What is the number of lines in these entries that contain "name"? State it alone.

━━ Exercise input ━━

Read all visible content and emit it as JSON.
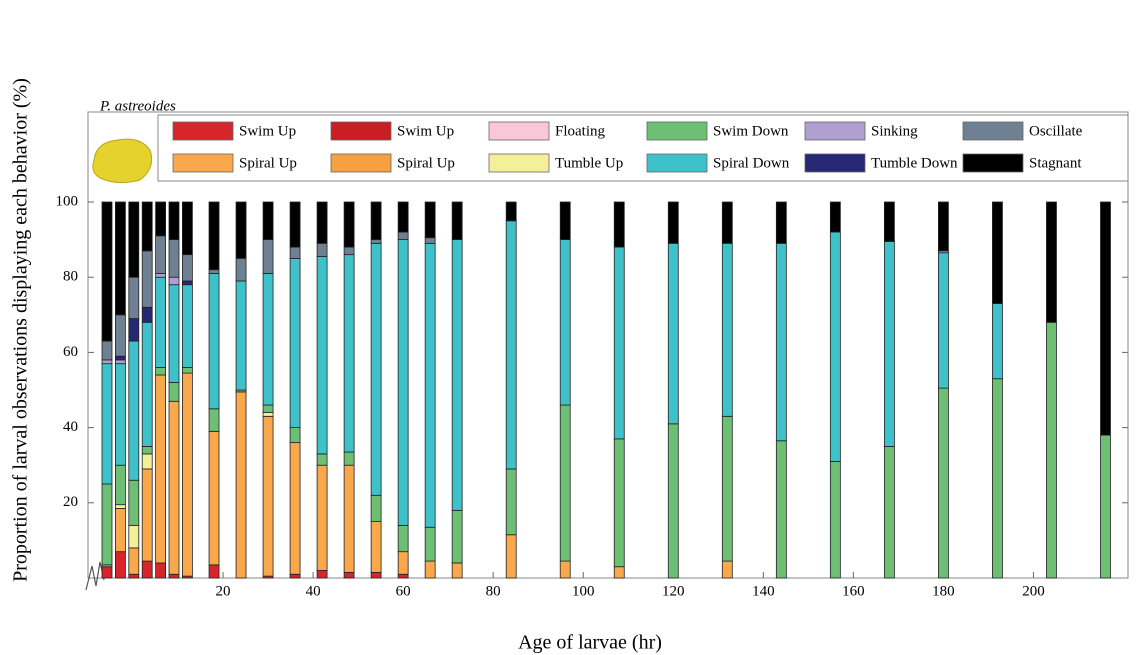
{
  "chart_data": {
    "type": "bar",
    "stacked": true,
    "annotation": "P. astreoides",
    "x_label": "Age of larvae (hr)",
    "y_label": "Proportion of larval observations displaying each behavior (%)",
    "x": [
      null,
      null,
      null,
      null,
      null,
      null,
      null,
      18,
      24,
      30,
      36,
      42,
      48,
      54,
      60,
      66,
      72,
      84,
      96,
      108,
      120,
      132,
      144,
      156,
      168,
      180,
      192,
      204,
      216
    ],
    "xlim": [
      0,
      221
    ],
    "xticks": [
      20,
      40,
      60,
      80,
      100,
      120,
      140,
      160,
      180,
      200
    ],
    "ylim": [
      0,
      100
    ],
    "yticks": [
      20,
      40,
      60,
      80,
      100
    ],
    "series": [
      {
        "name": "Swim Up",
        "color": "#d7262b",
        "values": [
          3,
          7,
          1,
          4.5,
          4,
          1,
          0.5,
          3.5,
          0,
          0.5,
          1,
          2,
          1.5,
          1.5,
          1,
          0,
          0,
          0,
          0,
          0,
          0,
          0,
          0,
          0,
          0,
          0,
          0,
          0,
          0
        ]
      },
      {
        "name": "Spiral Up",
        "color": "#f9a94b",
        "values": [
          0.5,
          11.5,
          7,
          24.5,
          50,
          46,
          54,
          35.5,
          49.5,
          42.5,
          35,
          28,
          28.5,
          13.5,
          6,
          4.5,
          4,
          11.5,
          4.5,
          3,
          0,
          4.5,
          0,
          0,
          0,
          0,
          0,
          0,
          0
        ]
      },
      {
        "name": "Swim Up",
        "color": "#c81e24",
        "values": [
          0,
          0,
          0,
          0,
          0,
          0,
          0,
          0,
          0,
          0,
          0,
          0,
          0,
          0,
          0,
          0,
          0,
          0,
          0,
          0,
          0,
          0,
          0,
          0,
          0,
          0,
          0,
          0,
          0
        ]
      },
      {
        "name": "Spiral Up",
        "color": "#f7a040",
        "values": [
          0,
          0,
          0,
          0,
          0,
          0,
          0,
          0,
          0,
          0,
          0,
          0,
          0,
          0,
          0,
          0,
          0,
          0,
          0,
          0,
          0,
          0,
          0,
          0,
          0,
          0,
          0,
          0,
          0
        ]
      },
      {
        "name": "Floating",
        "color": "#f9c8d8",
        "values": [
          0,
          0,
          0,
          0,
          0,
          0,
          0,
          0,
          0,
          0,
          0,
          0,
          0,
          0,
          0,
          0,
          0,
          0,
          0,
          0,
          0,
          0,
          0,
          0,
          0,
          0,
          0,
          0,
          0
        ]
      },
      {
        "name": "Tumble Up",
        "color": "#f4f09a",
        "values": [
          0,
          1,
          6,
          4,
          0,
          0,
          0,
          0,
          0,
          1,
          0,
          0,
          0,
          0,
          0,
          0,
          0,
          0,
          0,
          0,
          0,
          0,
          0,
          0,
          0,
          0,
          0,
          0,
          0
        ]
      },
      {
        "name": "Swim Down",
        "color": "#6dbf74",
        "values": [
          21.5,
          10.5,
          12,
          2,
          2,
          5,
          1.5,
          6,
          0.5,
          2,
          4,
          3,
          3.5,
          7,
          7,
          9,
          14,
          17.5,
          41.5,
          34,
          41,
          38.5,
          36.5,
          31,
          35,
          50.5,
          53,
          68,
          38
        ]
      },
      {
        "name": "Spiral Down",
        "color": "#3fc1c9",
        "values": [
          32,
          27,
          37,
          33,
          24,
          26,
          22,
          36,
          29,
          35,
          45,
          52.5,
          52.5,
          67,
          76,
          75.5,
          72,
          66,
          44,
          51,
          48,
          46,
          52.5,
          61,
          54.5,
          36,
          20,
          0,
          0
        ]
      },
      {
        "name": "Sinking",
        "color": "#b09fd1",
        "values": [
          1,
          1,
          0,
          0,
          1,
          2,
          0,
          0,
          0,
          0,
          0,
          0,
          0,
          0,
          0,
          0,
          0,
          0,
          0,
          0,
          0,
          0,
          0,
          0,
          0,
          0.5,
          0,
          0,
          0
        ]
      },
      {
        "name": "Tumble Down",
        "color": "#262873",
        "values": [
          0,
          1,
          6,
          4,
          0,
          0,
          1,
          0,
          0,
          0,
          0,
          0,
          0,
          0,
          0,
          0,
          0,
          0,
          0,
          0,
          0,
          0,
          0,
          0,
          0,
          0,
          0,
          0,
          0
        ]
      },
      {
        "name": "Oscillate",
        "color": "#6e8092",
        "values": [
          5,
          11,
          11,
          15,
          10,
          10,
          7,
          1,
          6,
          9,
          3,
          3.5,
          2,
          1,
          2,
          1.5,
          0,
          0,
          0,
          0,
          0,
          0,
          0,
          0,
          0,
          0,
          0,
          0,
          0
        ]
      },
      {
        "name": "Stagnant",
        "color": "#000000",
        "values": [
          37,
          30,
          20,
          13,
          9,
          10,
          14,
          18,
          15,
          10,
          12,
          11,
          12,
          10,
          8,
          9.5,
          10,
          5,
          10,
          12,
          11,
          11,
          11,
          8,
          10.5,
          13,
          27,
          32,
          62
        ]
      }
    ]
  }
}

━━━

**Answer to the problem**
12